### Task instructions
Repeat, exactly and completely, the material that follows. Omit the pictures.

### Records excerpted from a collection
■ ■ ■ ■ ■ ■ ■
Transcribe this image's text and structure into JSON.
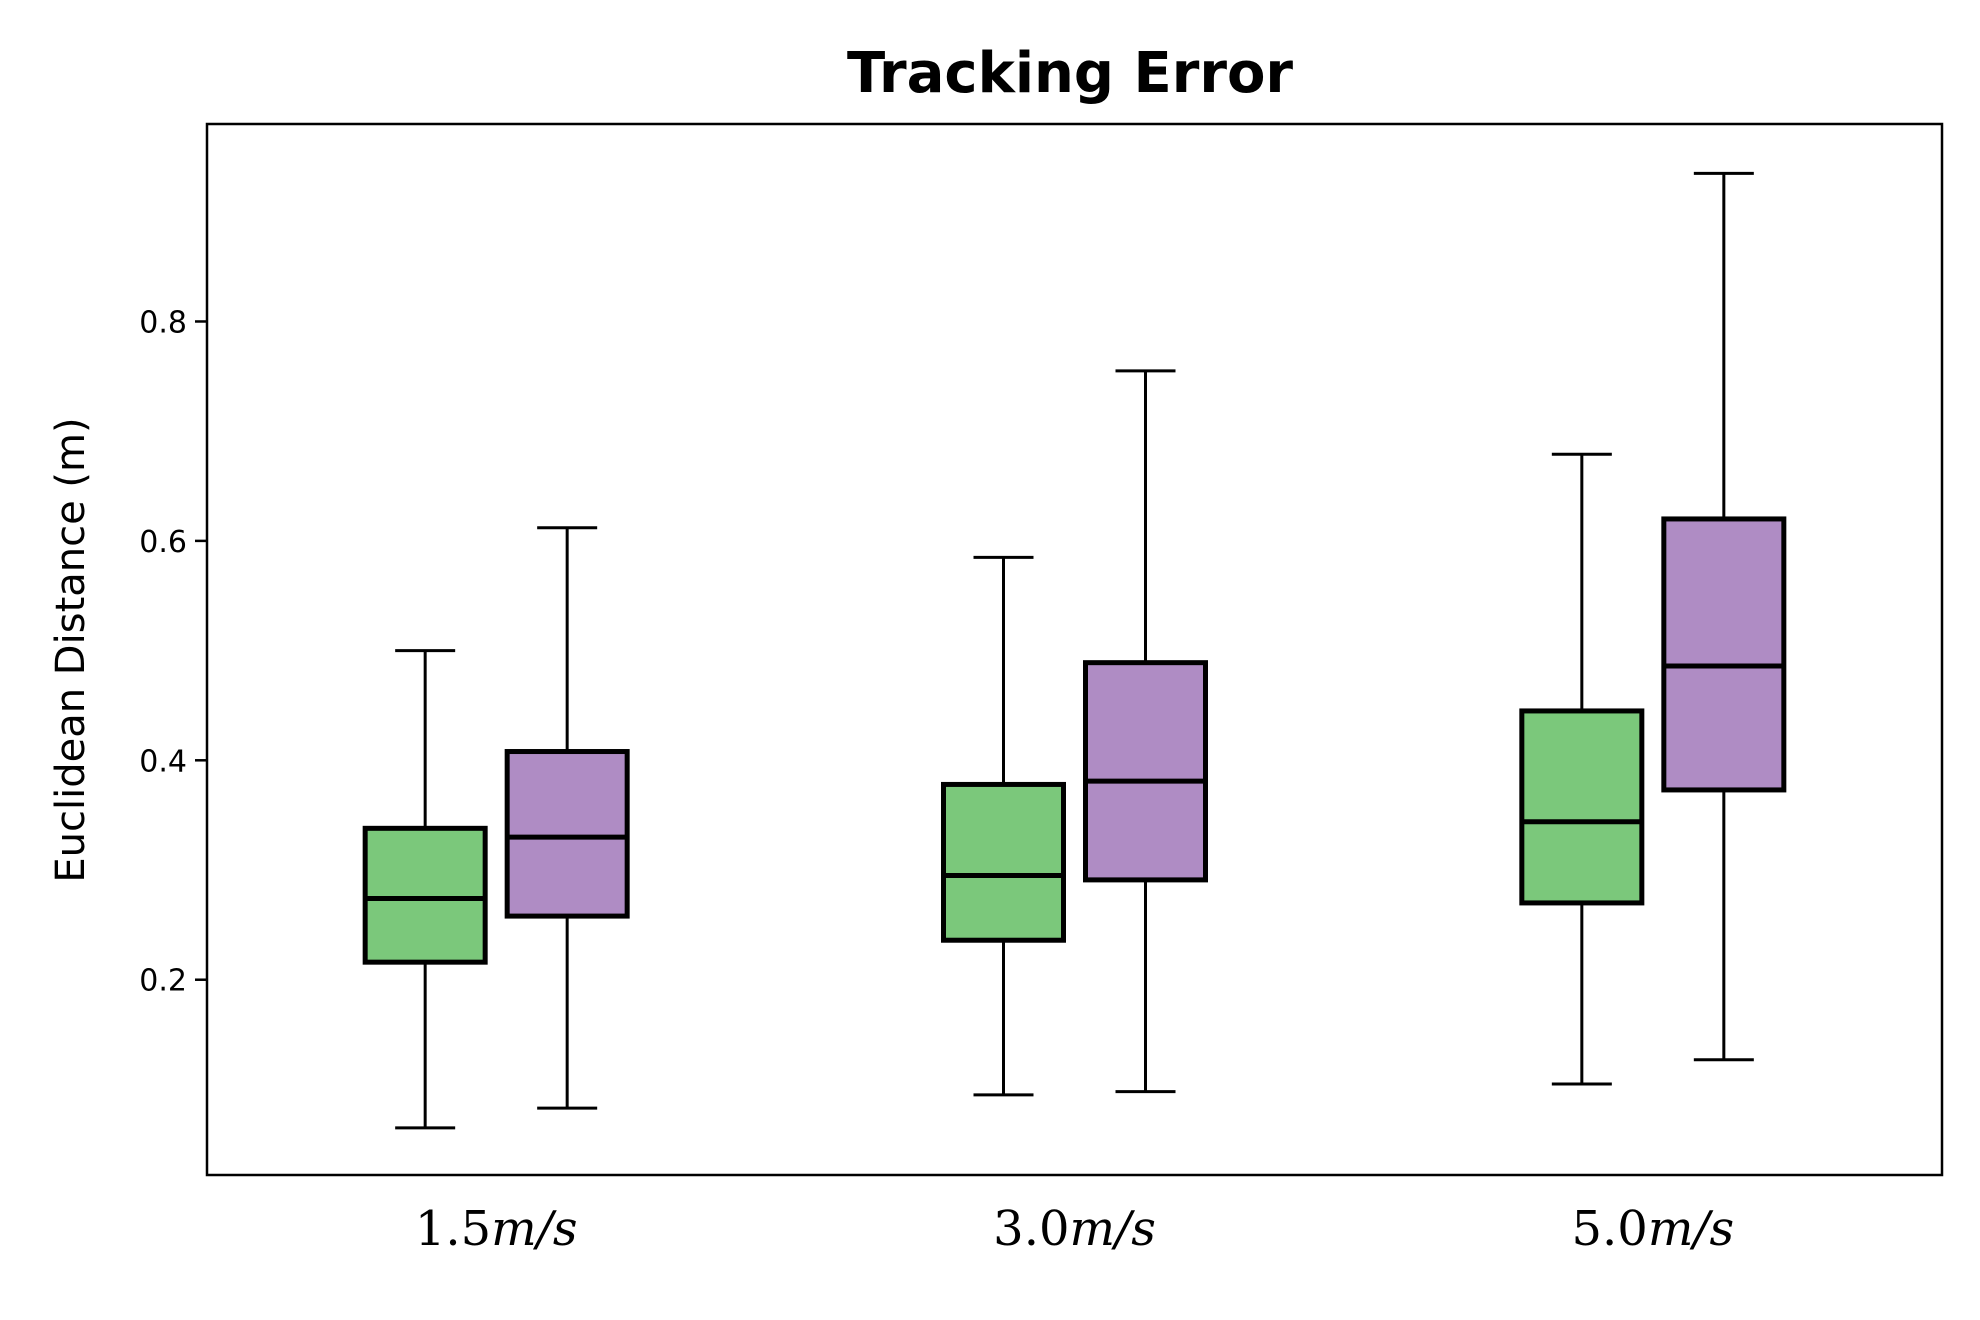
{
  "chart_data": {
    "type": "box",
    "title": "Tracking Error",
    "xlabel": "",
    "ylabel": "Euclidean Distance (m)",
    "categories": [
      {
        "value": "1.5",
        "unit": "m/s"
      },
      {
        "value": "3.0",
        "unit": "m/s"
      },
      {
        "value": "5.0",
        "unit": "m/s"
      }
    ],
    "yticks": [
      "0.2",
      "0.4",
      "0.6",
      "0.8"
    ],
    "ylim": [
      0.022,
      0.98
    ],
    "grid": false,
    "legend": "none",
    "series": [
      {
        "color": "#7bc87b",
        "boxes": [
          {
            "whisker_low": 0.065,
            "q1": 0.216,
            "median": 0.274,
            "q3": 0.338,
            "whisker_high": 0.5
          },
          {
            "whisker_low": 0.095,
            "q1": 0.236,
            "median": 0.295,
            "q3": 0.378,
            "whisker_high": 0.585
          },
          {
            "whisker_low": 0.105,
            "q1": 0.27,
            "median": 0.344,
            "q3": 0.445,
            "whisker_high": 0.679
          }
        ]
      },
      {
        "color": "#af8cc4",
        "boxes": [
          {
            "whisker_low": 0.083,
            "q1": 0.258,
            "median": 0.33,
            "q3": 0.408,
            "whisker_high": 0.612
          },
          {
            "whisker_low": 0.098,
            "q1": 0.291,
            "median": 0.381,
            "q3": 0.489,
            "whisker_high": 0.755
          },
          {
            "whisker_low": 0.127,
            "q1": 0.373,
            "median": 0.486,
            "q3": 0.62,
            "whisker_high": 0.935
          }
        ]
      }
    ]
  }
}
■ ■ ■ ■ ■ ■ ■
### The completed task
Transcribe this image's text and structure into JSON.
{
  "chart_data": {
    "type": "box",
    "title": "Tracking Error",
    "xlabel": "",
    "ylabel": "Euclidean Distance (m)",
    "categories": [
      {
        "value": "1.5",
        "unit": "m/s"
      },
      {
        "value": "3.0",
        "unit": "m/s"
      },
      {
        "value": "5.0",
        "unit": "m/s"
      }
    ],
    "yticks": [
      "0.2",
      "0.4",
      "0.6",
      "0.8"
    ],
    "ylim": [
      0.022,
      0.98
    ],
    "grid": false,
    "legend": "none",
    "series": [
      {
        "color": "#7bc87b",
        "boxes": [
          {
            "whisker_low": 0.065,
            "q1": 0.216,
            "median": 0.274,
            "q3": 0.338,
            "whisker_high": 0.5
          },
          {
            "whisker_low": 0.095,
            "q1": 0.236,
            "median": 0.295,
            "q3": 0.378,
            "whisker_high": 0.585
          },
          {
            "whisker_low": 0.105,
            "q1": 0.27,
            "median": 0.344,
            "q3": 0.445,
            "whisker_high": 0.679
          }
        ]
      },
      {
        "color": "#af8cc4",
        "boxes": [
          {
            "whisker_low": 0.083,
            "q1": 0.258,
            "median": 0.33,
            "q3": 0.408,
            "whisker_high": 0.612
          },
          {
            "whisker_low": 0.098,
            "q1": 0.291,
            "median": 0.381,
            "q3": 0.489,
            "whisker_high": 0.755
          },
          {
            "whisker_low": 0.127,
            "q1": 0.373,
            "median": 0.486,
            "q3": 0.62,
            "whisker_high": 0.935
          }
        ]
      }
    ]
  }
}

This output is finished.